Aim - In the passage on Le jeu d'Adam, copy the lines between "You ought to" and "Govern her reasonably.", inclusive, and swap "Govern" for "Guide".

Source passage -
+ + + + +

Le jeu d’Adam begins with God calling to Adam. God in this play conflates the two biblical accounts of him creating humans in addressing Adam:

I have formed you in my likeness.
In my image I have made you of earth.
You must never make war against me.

{ Je te ai fourmée a mun semblant
A ma imagene t’ai feit de tere
Ne moi devez ja mais mover guere. }[2]

God’s words emphasize mutually. Adam is like God and must never fight with God. Adam responds:

I will not, but I will trust you.
My creator I will obey.

{ Nen frai ge, mais te crerrai,
Mun creatur obeïrai }

Adam’s vow to obey his creator comes in the context of trust and mutuality. The hierarchical obligation of obedience here is meant to be consistent with similarity and mutuality. Moreover, God created both male and female in his image. Eve, created from Adam’s rib, in made of earth through the intermediate step of making Adam. God’s words are equally fit for Eve.

God then instructs Adam about Eve and marriage. Similarity and mutuality again conflate with hierarchical obligation of obedience. God says to Adam:

I have given you a worthy companion:
your wife, Eve by name.
She is your wife and partner.
You ought to be entirely faithful to her.
Love her, and let her love you,
if you two both would be mine.
She is to be at your command
and you two both subject to my wish.
From your side I have formed her.
Born from you, she is no stranger to you.
I fashioned her from your body,
from within you she came, not from outside.
Govern her reasonably.
Let no dispute come between you,
but have great love and much help.
Such is the law of marriage.

{ Je t’ai duné bon cumpainun:
Ce est ta femme, Eva a noun.

+ + + + +

Dataset rows
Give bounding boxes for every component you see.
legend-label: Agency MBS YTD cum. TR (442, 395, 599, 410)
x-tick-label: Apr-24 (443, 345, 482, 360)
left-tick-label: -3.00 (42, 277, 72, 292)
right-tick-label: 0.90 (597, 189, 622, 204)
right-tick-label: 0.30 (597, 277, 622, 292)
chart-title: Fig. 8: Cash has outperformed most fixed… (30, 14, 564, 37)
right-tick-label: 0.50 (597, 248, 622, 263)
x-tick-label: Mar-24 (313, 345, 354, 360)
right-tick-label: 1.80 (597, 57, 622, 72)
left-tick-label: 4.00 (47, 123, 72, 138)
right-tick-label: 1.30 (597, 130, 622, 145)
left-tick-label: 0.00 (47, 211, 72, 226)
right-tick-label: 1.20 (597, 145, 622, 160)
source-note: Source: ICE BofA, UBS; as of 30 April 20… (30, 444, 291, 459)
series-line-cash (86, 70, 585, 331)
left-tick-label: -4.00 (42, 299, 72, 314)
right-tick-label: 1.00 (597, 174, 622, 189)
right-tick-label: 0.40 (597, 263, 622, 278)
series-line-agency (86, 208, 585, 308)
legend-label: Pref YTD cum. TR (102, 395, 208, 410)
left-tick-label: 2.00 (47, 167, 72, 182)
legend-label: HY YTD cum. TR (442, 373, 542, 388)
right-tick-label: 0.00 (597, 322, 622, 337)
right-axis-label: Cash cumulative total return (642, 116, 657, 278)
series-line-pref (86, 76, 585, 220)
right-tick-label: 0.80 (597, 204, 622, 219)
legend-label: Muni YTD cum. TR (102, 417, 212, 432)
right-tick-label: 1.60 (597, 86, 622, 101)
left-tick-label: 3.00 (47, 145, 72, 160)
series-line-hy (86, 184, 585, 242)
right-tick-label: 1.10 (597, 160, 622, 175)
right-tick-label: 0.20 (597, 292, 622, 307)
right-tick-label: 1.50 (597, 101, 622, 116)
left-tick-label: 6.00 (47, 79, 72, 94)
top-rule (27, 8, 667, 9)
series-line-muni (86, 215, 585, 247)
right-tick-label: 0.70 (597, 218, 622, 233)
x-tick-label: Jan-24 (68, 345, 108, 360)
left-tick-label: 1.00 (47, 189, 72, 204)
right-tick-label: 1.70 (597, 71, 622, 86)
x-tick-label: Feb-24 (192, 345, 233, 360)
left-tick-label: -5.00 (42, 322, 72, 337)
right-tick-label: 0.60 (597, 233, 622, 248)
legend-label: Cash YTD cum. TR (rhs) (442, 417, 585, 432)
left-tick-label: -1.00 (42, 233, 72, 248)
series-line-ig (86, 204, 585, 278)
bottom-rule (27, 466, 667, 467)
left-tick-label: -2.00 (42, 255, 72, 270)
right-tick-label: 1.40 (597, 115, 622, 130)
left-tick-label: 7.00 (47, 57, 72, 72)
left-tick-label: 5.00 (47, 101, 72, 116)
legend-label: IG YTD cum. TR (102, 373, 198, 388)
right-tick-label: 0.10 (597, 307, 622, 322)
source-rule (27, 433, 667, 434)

+ + + + +

Result for this task -
You ought to be entirely faithful to her.
Love her, and let her love you,
if you two both would be mine.
She is to be at your command
and you two both subject to my wish.
From your side I have formed her.
Born from you, she is no stranger to you.
I fashioned her from your body,
from within you she came, not from outside.
Guide her reasonably.